Stored data:
####

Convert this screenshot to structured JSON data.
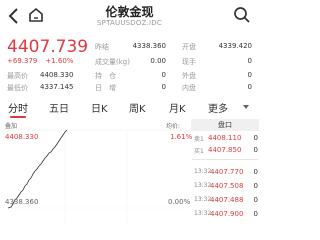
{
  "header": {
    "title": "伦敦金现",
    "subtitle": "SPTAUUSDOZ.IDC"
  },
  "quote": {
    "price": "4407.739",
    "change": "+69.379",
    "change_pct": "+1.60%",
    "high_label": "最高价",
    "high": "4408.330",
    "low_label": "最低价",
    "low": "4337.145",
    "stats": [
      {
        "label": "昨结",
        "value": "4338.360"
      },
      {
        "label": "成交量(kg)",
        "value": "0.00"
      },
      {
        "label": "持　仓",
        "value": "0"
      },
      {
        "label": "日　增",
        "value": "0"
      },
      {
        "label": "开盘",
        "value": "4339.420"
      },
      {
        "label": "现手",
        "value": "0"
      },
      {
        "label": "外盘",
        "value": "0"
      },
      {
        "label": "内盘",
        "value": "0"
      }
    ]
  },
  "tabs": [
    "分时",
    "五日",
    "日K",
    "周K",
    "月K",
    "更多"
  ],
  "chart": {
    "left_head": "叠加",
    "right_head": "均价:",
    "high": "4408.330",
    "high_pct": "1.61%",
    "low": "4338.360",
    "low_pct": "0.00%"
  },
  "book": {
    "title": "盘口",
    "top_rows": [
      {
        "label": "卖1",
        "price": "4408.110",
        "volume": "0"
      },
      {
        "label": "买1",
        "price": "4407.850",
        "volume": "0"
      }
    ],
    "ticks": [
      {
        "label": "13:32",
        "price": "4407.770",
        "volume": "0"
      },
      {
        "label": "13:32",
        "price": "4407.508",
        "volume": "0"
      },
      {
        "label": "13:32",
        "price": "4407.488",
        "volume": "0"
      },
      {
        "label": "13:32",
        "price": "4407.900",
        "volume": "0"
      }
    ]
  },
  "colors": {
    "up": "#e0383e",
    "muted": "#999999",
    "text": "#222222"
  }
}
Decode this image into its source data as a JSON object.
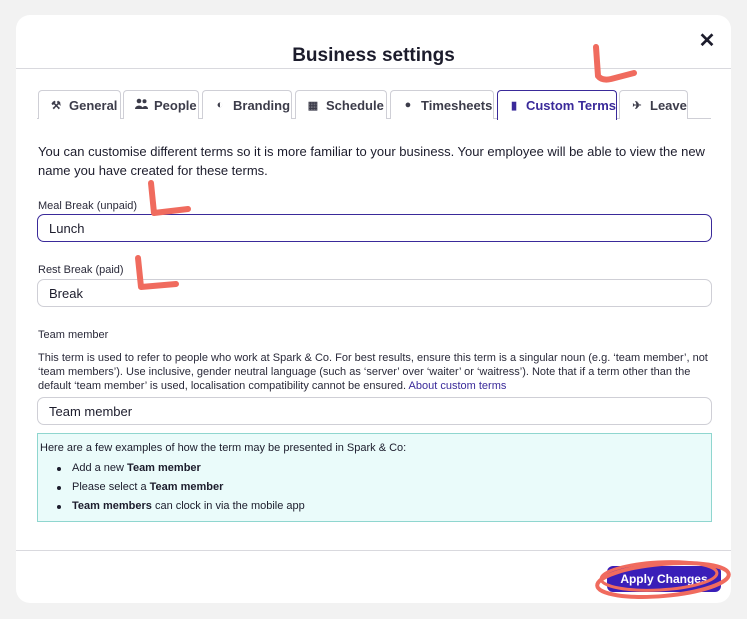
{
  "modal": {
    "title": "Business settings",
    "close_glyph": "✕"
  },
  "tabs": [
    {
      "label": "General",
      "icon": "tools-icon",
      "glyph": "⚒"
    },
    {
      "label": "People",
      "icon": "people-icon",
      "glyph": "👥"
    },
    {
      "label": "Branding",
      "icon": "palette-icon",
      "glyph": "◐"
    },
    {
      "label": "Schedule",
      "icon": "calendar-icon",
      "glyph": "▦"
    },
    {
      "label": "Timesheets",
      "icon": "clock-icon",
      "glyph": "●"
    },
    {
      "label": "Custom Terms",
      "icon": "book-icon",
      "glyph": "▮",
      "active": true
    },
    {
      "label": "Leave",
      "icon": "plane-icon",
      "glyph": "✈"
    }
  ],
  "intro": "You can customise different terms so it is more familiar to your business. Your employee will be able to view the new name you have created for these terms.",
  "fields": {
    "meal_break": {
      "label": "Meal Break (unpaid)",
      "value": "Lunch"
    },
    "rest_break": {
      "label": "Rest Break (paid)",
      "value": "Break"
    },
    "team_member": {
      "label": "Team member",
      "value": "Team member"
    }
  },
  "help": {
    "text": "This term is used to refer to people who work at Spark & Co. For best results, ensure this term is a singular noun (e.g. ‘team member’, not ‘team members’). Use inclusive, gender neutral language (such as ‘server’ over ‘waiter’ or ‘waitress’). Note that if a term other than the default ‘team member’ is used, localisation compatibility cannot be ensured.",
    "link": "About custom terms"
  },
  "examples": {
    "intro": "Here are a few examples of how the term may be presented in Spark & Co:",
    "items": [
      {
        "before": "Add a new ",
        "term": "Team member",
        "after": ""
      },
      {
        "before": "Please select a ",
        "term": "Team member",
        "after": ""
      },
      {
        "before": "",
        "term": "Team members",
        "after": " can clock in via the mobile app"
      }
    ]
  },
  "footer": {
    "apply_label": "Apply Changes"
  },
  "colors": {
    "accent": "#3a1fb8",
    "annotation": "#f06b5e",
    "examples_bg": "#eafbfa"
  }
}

####

» Directive: From the entries above, select each line containing the string "intro".

» The solution:
  "intro": "You can customise different terms so it is more familiar to your business. Your employee will be able to view the new name you have created for these terms.",
    "intro": "Here are a few examples of how the term may be presented in Spark & Co:",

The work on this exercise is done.